**WHAT YOU WILL DO:** Quote every line of the data below as it stands, omitting pictures.

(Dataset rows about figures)
= = = = =

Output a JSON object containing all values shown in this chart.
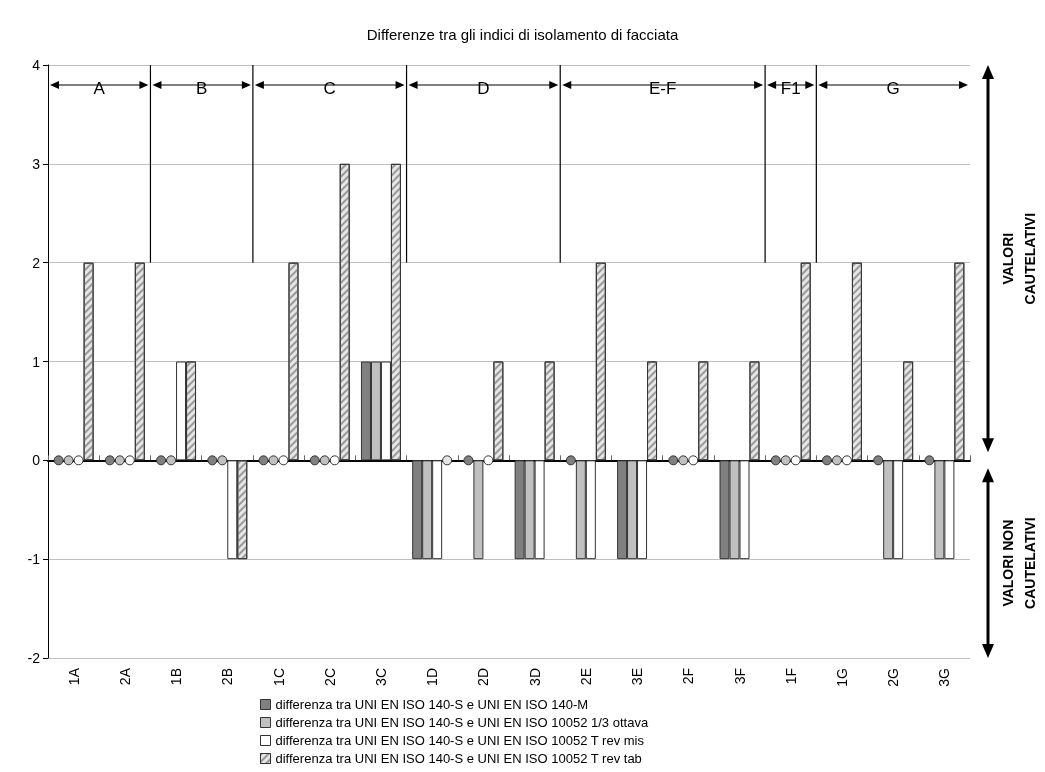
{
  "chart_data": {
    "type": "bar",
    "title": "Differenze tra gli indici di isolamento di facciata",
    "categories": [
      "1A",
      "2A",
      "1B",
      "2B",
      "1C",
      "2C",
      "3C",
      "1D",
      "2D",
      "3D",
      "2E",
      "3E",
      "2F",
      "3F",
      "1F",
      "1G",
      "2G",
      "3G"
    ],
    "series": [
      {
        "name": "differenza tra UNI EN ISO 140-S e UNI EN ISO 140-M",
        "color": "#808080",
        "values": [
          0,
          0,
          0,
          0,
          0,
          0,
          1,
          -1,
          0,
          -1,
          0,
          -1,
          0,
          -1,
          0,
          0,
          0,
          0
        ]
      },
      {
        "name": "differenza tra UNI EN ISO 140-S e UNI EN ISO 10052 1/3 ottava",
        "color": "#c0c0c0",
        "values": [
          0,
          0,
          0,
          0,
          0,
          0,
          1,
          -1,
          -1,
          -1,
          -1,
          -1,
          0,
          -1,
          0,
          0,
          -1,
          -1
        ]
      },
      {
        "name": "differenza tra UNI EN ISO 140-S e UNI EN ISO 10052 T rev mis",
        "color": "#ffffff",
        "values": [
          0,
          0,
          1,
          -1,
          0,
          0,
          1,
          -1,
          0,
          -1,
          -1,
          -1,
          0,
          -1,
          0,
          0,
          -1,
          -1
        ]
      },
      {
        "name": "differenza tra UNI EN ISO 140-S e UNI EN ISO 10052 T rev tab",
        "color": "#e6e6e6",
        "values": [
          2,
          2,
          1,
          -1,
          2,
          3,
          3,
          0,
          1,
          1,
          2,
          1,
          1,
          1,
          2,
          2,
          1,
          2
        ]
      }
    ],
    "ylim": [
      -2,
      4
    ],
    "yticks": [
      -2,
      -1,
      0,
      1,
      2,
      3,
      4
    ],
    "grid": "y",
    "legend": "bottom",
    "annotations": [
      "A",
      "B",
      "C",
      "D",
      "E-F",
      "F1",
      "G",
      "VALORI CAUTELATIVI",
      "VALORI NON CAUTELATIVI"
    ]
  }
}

= = = = =

**FINISHED EXERCISE:**
Output a JSON object containing all values shown in this chart.
{
  "chart_data": {
    "type": "bar",
    "title": "Differenze tra gli indici di isolamento di facciata",
    "categories": [
      "1A",
      "2A",
      "1B",
      "2B",
      "1C",
      "2C",
      "3C",
      "1D",
      "2D",
      "3D",
      "2E",
      "3E",
      "2F",
      "3F",
      "1F",
      "1G",
      "2G",
      "3G"
    ],
    "series": [
      {
        "name": "differenza tra UNI EN ISO 140-S e UNI EN ISO 140-M",
        "color": "#808080",
        "values": [
          0,
          0,
          0,
          0,
          0,
          0,
          1,
          -1,
          0,
          -1,
          0,
          -1,
          0,
          -1,
          0,
          0,
          0,
          0
        ]
      },
      {
        "name": "differenza tra UNI EN ISO 140-S e UNI EN ISO 10052 1/3 ottava",
        "color": "#c0c0c0",
        "values": [
          0,
          0,
          0,
          0,
          0,
          0,
          1,
          -1,
          -1,
          -1,
          -1,
          -1,
          0,
          -1,
          0,
          0,
          -1,
          -1
        ]
      },
      {
        "name": "differenza tra UNI EN ISO 140-S e UNI EN ISO 10052 T rev mis",
        "color": "#ffffff",
        "values": [
          0,
          0,
          1,
          -1,
          0,
          0,
          1,
          -1,
          0,
          -1,
          -1,
          -1,
          0,
          -1,
          0,
          0,
          -1,
          -1
        ]
      },
      {
        "name": "differenza tra UNI EN ISO 140-S e UNI EN ISO 10052 T rev tab",
        "color": "#e6e6e6",
        "values": [
          2,
          2,
          1,
          -1,
          2,
          3,
          3,
          0,
          1,
          1,
          2,
          1,
          1,
          1,
          2,
          2,
          1,
          2
        ]
      }
    ],
    "ylim": [
      -2,
      4
    ],
    "yticks": [
      -2,
      -1,
      0,
      1,
      2,
      3,
      4
    ],
    "grid": "y",
    "legend": "bottom",
    "annotations": [
      "A",
      "B",
      "C",
      "D",
      "E-F",
      "F1",
      "G",
      "VALORI CAUTELATIVI",
      "VALORI NON CAUTELATIVI"
    ]
  }
}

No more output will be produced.